### Task
Exactly and only the lines from the line holding "Extract all the data from this chart as JSON." to the end of the records should be reproduced. Leave pictures out.

===

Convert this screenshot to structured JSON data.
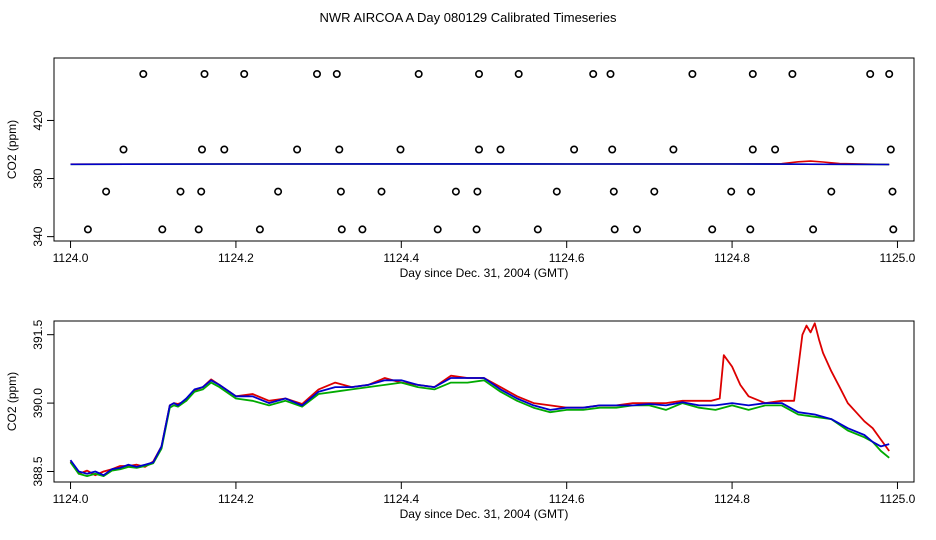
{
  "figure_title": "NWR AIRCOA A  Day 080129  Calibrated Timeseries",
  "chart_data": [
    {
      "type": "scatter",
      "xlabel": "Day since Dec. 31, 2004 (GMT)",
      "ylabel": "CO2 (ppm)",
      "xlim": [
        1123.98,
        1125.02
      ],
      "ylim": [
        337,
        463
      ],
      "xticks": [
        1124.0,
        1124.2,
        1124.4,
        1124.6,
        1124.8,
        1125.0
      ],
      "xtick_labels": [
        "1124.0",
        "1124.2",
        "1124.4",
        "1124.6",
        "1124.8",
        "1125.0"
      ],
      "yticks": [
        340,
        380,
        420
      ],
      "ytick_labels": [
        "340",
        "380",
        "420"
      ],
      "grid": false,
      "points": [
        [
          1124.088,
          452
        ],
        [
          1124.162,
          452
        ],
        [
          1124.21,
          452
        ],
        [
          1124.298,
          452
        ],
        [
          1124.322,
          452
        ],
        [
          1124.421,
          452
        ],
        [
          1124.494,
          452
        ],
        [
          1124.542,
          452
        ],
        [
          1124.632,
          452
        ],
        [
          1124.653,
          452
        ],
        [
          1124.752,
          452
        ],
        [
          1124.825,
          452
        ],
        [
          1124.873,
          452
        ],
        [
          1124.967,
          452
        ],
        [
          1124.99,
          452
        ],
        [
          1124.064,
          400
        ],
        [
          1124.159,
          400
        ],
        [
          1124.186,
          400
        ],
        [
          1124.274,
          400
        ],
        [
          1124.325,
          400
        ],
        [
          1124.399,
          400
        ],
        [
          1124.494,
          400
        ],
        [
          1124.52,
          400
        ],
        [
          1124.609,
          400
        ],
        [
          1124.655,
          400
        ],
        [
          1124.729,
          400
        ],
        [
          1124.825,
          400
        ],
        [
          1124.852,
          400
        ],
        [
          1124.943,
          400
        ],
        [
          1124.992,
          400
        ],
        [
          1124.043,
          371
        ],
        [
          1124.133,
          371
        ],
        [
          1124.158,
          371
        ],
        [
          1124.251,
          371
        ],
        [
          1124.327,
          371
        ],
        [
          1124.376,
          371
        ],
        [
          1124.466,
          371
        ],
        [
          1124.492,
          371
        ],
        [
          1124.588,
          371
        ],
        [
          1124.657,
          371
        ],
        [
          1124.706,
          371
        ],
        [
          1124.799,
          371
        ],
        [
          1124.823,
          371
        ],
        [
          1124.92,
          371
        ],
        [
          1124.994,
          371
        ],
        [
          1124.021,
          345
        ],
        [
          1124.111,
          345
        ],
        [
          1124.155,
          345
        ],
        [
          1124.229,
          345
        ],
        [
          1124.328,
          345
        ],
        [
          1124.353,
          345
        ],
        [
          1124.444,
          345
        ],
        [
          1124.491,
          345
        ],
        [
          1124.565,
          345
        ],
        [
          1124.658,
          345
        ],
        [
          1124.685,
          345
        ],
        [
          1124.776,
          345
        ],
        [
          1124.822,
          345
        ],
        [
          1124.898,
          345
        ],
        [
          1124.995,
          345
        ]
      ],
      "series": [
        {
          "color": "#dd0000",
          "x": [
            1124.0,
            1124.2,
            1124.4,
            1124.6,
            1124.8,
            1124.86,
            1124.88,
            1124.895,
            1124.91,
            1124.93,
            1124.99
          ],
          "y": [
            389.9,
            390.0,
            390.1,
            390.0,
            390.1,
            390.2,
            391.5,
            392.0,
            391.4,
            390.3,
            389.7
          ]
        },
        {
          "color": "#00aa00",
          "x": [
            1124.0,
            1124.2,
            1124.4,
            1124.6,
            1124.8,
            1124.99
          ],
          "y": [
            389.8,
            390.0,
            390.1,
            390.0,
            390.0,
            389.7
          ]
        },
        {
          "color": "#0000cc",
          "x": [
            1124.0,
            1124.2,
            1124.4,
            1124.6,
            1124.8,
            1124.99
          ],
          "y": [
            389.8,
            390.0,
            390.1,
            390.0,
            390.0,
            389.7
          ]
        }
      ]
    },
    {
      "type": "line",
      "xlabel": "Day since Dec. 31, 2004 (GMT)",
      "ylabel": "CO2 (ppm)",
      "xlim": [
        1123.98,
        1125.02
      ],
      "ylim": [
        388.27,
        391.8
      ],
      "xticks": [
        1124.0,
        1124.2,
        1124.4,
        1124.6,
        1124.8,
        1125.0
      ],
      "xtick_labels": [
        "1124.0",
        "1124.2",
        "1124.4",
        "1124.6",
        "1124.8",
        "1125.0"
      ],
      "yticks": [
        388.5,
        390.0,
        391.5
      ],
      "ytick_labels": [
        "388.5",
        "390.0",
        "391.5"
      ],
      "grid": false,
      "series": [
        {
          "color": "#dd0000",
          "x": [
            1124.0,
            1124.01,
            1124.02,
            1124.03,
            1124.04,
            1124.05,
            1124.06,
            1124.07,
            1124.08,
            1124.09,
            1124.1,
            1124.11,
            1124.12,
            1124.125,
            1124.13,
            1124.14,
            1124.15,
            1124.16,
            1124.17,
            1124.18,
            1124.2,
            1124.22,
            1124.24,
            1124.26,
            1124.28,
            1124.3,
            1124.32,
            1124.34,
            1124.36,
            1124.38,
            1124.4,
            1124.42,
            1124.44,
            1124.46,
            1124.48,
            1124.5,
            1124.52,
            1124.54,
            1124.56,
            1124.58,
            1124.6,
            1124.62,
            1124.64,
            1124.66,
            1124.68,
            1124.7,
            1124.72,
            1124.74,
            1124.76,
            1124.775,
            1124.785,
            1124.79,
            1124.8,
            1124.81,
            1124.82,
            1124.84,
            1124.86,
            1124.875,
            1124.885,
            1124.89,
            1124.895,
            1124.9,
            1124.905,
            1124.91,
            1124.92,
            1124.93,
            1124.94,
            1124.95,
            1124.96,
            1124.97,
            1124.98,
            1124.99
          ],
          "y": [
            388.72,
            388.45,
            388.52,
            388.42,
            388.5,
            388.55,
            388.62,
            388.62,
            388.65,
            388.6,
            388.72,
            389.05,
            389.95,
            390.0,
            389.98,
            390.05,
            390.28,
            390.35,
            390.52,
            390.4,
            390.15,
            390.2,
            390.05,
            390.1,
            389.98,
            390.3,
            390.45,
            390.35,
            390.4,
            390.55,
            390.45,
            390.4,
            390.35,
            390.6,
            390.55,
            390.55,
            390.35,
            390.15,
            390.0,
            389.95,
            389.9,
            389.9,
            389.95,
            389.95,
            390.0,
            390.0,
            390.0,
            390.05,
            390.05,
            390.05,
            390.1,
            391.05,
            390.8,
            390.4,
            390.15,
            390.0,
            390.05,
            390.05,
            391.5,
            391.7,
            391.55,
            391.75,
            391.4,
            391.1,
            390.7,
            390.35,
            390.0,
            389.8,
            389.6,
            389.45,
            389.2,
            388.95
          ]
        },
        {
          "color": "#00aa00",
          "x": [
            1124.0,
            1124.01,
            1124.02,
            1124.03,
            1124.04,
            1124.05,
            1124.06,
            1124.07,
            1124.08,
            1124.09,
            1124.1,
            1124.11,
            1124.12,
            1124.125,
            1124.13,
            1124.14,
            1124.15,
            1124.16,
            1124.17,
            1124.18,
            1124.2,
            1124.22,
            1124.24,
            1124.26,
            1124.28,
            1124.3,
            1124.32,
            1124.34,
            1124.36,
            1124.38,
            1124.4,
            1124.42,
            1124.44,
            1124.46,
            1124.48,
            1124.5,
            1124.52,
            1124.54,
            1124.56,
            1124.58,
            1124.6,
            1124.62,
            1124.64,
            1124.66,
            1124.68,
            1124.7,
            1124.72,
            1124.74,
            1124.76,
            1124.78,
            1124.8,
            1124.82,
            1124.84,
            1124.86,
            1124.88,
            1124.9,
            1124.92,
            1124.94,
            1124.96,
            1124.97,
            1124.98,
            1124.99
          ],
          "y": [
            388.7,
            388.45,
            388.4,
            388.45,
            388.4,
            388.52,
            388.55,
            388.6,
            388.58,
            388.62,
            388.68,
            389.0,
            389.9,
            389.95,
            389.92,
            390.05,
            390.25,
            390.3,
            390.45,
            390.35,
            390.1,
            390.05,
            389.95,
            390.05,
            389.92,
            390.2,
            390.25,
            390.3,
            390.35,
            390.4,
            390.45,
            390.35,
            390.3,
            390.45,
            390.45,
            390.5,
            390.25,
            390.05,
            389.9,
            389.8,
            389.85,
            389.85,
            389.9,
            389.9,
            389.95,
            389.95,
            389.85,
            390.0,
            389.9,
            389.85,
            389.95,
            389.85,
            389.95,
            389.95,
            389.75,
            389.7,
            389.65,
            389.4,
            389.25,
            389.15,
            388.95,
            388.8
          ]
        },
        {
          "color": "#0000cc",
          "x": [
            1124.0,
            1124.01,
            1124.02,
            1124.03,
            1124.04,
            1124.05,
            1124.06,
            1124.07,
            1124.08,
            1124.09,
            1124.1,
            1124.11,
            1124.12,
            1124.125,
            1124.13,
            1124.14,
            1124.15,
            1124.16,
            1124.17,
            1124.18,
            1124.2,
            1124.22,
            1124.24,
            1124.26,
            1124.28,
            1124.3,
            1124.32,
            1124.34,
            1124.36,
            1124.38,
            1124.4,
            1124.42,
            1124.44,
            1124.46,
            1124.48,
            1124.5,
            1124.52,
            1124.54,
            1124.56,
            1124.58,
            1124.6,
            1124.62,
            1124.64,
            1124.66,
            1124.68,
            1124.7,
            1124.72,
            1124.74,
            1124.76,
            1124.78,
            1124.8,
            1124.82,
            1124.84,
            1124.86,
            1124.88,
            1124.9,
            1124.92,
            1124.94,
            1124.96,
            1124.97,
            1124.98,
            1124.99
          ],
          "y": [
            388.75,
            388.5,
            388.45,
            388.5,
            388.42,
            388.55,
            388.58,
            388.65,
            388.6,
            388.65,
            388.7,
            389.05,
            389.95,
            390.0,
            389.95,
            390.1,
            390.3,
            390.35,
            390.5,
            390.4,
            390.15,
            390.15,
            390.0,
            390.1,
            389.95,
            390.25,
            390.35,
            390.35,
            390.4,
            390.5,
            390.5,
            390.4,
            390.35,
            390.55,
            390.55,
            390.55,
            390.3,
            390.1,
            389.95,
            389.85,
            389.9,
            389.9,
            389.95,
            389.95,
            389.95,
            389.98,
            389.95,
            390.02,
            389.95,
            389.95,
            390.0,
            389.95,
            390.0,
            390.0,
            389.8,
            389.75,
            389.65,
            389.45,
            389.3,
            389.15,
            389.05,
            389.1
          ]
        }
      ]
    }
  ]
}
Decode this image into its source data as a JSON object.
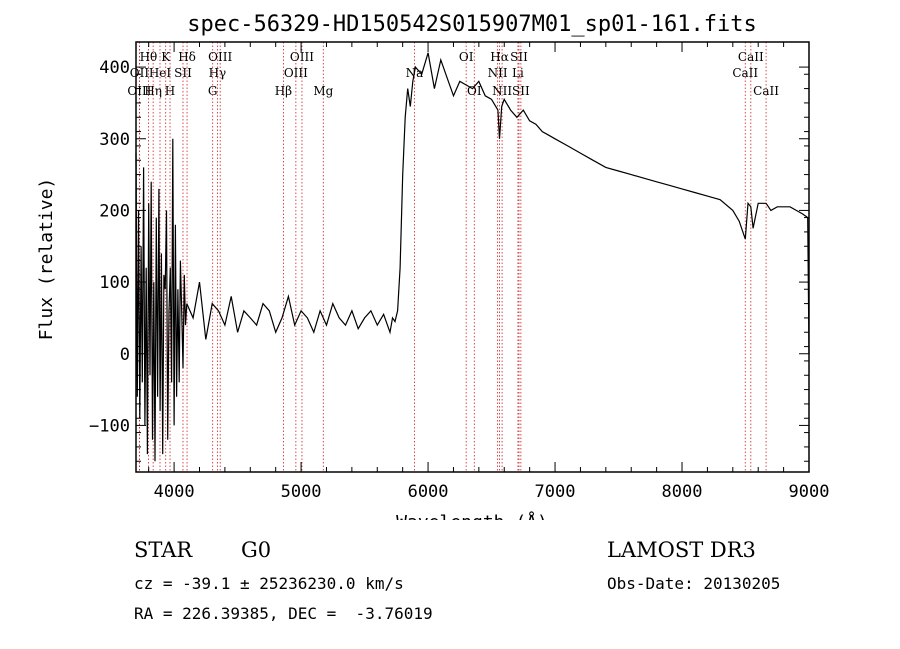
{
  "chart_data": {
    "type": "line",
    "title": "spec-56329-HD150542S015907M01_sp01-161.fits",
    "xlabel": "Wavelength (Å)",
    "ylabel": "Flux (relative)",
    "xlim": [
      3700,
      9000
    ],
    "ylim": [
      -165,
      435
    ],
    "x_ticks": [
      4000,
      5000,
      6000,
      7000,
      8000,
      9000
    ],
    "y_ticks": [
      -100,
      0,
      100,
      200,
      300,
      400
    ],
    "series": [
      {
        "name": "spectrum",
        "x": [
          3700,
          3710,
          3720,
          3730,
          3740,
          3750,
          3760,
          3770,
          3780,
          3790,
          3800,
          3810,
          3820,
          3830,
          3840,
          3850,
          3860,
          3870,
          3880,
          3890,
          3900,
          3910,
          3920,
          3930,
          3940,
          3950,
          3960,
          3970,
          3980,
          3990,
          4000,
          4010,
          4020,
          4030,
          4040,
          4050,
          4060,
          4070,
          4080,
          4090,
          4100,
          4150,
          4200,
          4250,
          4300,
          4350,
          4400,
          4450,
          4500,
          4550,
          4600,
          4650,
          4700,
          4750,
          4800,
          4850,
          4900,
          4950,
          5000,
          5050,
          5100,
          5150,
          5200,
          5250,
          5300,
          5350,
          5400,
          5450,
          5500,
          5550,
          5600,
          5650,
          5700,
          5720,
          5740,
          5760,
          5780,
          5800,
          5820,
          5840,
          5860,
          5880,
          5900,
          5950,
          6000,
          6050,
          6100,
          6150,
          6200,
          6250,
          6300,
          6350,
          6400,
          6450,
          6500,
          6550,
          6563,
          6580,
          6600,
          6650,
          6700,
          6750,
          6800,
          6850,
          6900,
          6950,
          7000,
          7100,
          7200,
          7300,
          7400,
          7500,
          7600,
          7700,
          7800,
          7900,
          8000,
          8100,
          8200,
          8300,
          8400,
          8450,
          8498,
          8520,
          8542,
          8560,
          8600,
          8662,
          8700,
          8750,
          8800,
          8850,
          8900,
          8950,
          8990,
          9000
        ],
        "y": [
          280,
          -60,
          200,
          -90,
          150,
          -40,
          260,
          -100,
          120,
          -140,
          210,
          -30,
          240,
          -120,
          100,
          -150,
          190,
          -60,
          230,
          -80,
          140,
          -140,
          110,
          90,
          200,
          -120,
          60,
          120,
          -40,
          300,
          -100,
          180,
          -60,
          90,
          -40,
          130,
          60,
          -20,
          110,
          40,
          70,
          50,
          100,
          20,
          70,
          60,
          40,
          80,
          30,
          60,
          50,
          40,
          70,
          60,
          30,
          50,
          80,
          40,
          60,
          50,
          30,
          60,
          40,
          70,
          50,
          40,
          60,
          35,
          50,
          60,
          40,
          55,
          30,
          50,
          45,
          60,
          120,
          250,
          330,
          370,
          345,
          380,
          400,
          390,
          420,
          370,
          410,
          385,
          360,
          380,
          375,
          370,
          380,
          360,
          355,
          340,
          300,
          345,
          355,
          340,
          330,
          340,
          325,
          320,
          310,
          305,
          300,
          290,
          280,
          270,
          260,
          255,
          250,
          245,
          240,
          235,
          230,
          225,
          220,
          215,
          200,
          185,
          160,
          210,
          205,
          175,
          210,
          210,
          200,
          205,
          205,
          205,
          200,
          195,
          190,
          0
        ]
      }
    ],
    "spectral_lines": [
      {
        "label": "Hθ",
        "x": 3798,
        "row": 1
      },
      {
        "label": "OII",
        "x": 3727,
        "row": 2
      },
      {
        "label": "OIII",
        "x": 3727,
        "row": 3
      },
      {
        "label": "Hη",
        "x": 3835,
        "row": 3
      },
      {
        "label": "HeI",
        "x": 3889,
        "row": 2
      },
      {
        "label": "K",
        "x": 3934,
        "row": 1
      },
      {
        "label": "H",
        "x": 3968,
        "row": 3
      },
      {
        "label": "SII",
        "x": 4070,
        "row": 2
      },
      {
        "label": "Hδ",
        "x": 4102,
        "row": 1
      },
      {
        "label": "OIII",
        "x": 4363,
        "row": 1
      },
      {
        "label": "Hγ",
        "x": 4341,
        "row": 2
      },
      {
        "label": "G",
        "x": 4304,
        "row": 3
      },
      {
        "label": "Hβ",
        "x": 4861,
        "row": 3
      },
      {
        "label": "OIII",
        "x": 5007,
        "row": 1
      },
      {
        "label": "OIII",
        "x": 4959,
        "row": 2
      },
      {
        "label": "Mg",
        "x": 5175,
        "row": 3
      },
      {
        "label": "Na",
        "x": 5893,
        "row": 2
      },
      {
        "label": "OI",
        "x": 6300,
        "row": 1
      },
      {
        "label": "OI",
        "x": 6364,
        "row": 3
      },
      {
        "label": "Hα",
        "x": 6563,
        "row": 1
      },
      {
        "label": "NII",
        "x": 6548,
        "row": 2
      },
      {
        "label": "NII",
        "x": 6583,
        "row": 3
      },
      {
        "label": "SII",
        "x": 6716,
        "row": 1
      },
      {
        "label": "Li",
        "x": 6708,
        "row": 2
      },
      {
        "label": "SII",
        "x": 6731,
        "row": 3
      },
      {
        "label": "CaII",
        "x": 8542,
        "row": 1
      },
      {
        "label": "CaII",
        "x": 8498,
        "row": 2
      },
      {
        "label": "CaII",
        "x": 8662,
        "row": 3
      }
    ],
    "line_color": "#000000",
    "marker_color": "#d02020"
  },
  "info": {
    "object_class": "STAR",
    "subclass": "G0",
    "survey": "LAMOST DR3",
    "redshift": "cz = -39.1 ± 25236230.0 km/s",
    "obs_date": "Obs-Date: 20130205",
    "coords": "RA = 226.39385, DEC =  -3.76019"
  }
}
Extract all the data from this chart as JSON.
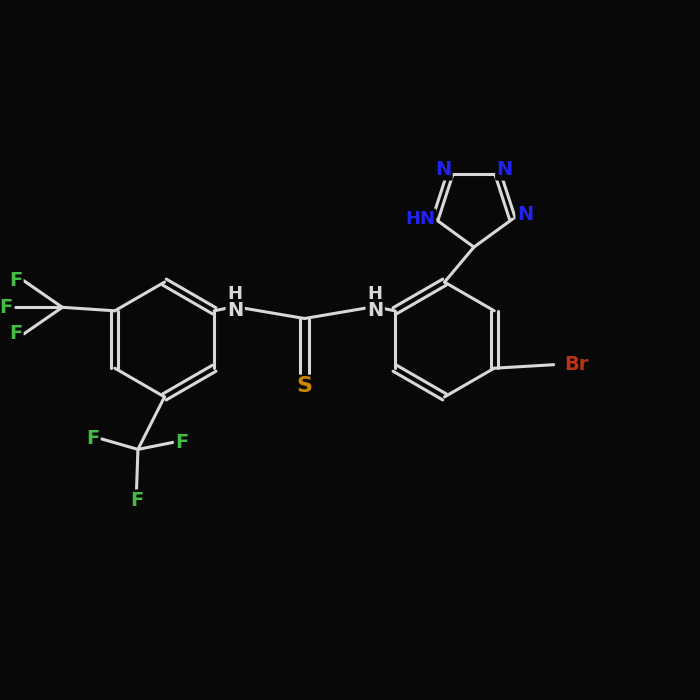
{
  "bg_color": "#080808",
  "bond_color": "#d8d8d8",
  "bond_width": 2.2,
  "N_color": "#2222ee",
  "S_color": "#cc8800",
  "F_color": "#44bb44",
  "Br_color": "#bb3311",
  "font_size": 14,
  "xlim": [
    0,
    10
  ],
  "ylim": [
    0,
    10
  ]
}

===

### Expected answer
Extract all the data from this chart as JSON.
{
  "bg_color": "#080808",
  "bond_color": "#d8d8d8",
  "bond_width": 2.2,
  "N_color": "#2222ee",
  "S_color": "#cc8800",
  "F_color": "#44bb44",
  "Br_color": "#bb3311",
  "font_size": 14,
  "xlim": [
    0,
    10
  ],
  "ylim": [
    0,
    10
  ]
}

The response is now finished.